── THE DATA

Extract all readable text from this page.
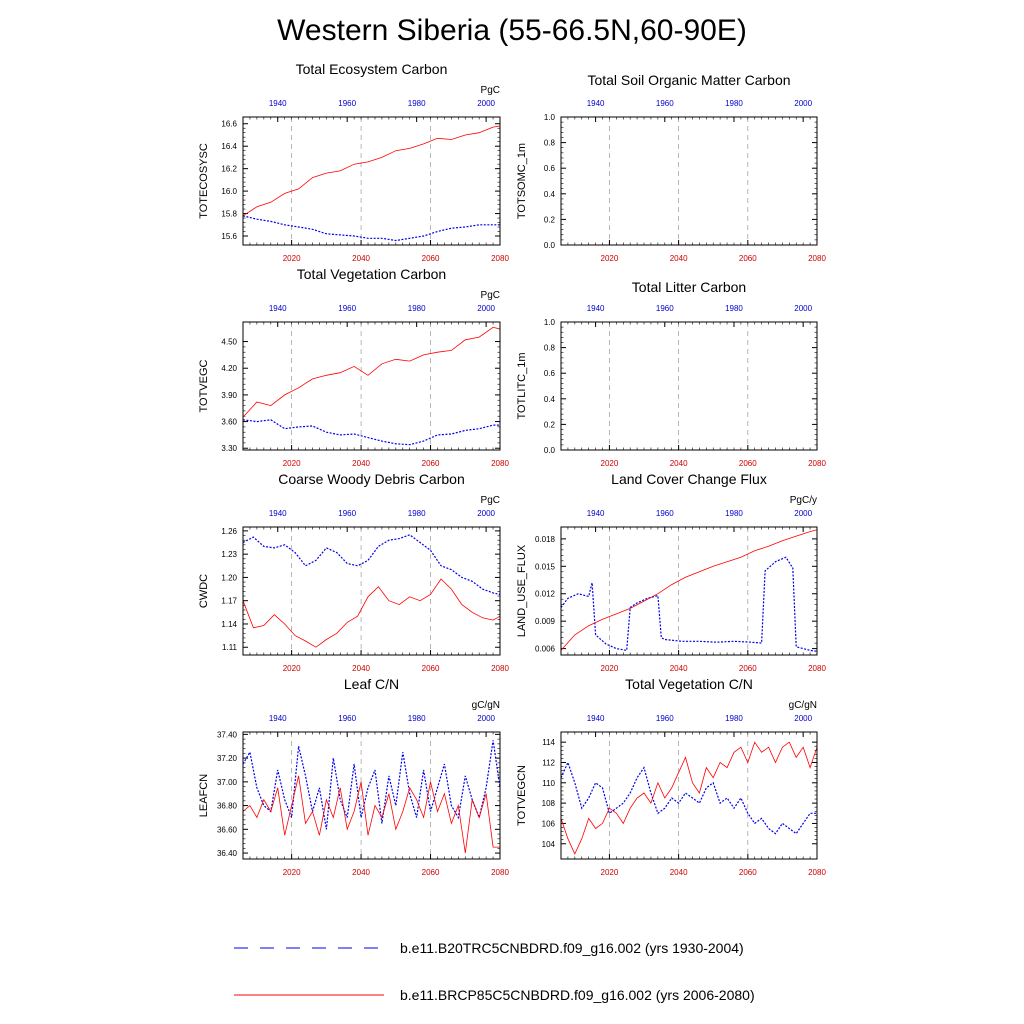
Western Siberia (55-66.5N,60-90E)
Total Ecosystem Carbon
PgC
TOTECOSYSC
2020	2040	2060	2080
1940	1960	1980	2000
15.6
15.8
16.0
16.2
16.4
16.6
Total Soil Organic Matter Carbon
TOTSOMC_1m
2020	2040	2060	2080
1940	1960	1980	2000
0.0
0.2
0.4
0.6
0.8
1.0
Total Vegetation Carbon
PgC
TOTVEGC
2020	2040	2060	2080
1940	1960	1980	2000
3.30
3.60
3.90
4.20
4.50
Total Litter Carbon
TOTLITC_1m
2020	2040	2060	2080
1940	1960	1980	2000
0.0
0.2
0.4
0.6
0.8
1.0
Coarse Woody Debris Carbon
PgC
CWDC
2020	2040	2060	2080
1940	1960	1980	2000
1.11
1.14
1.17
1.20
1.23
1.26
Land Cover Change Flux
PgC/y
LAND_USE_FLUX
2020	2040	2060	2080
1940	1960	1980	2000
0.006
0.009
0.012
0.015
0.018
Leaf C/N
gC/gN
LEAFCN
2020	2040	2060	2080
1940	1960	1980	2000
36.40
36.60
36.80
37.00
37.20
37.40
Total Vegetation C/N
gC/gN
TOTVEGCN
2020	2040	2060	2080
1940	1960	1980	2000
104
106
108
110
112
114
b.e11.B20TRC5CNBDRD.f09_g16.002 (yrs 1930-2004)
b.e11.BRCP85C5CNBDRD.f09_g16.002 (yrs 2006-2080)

────
── THE DATA

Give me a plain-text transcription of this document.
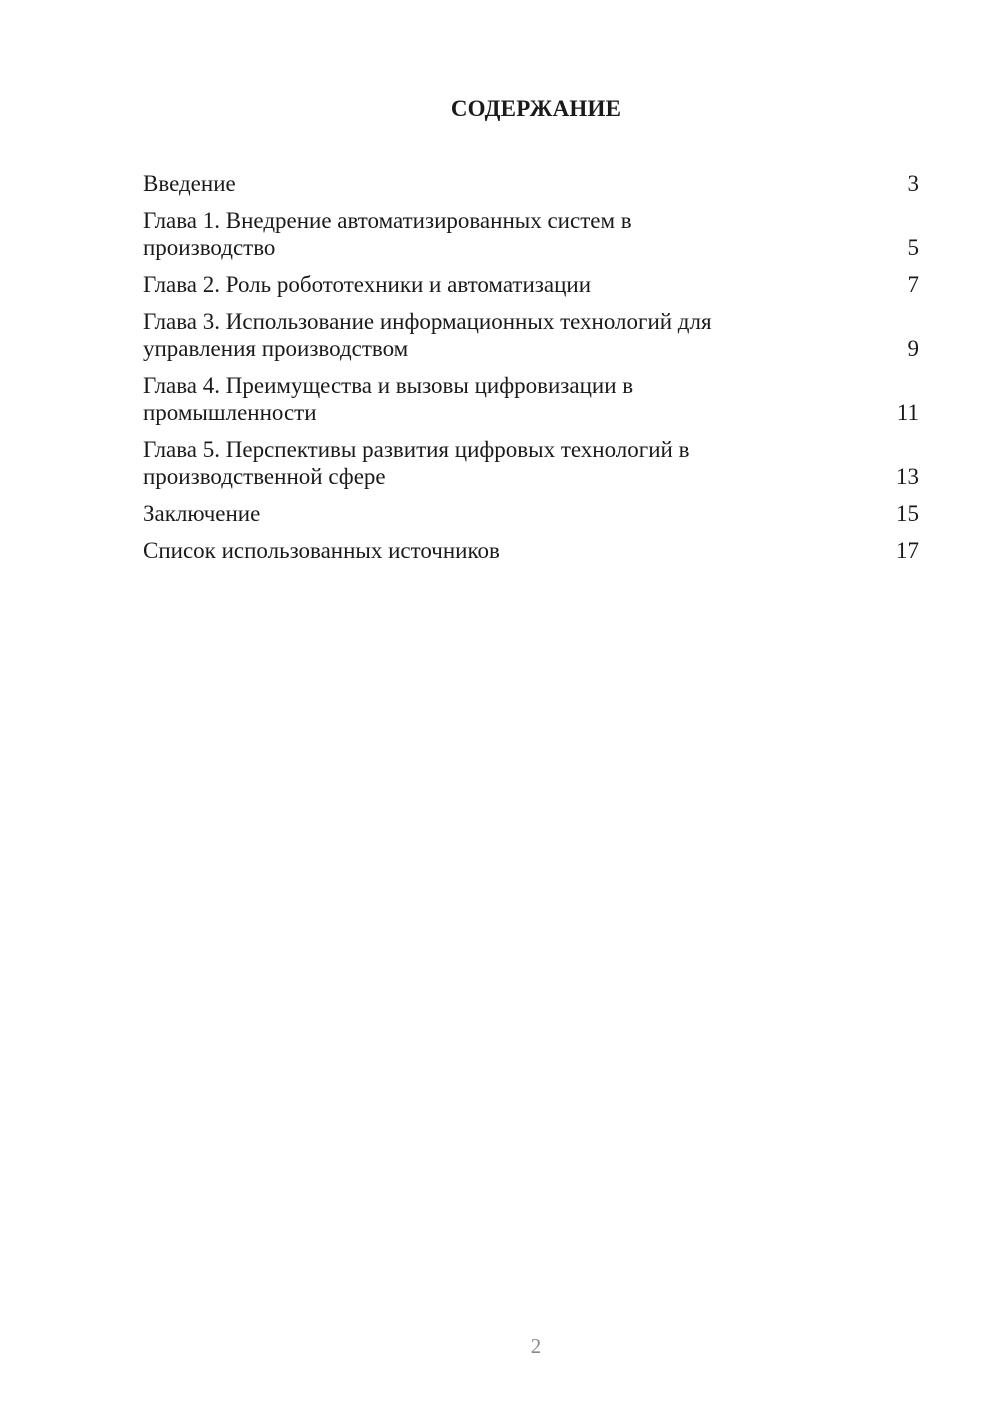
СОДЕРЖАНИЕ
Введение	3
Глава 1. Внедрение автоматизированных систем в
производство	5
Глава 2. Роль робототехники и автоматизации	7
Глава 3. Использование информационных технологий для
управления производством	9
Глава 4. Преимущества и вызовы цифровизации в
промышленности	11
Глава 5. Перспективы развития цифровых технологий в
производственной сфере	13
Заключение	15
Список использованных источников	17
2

────

**PROBLEM TO SOLVE**: Copy out every line of the data that includes the word "this".

**FULL OUTPUT**:
Extract all readable text from this page.
Give me a plain-text transcription of this document.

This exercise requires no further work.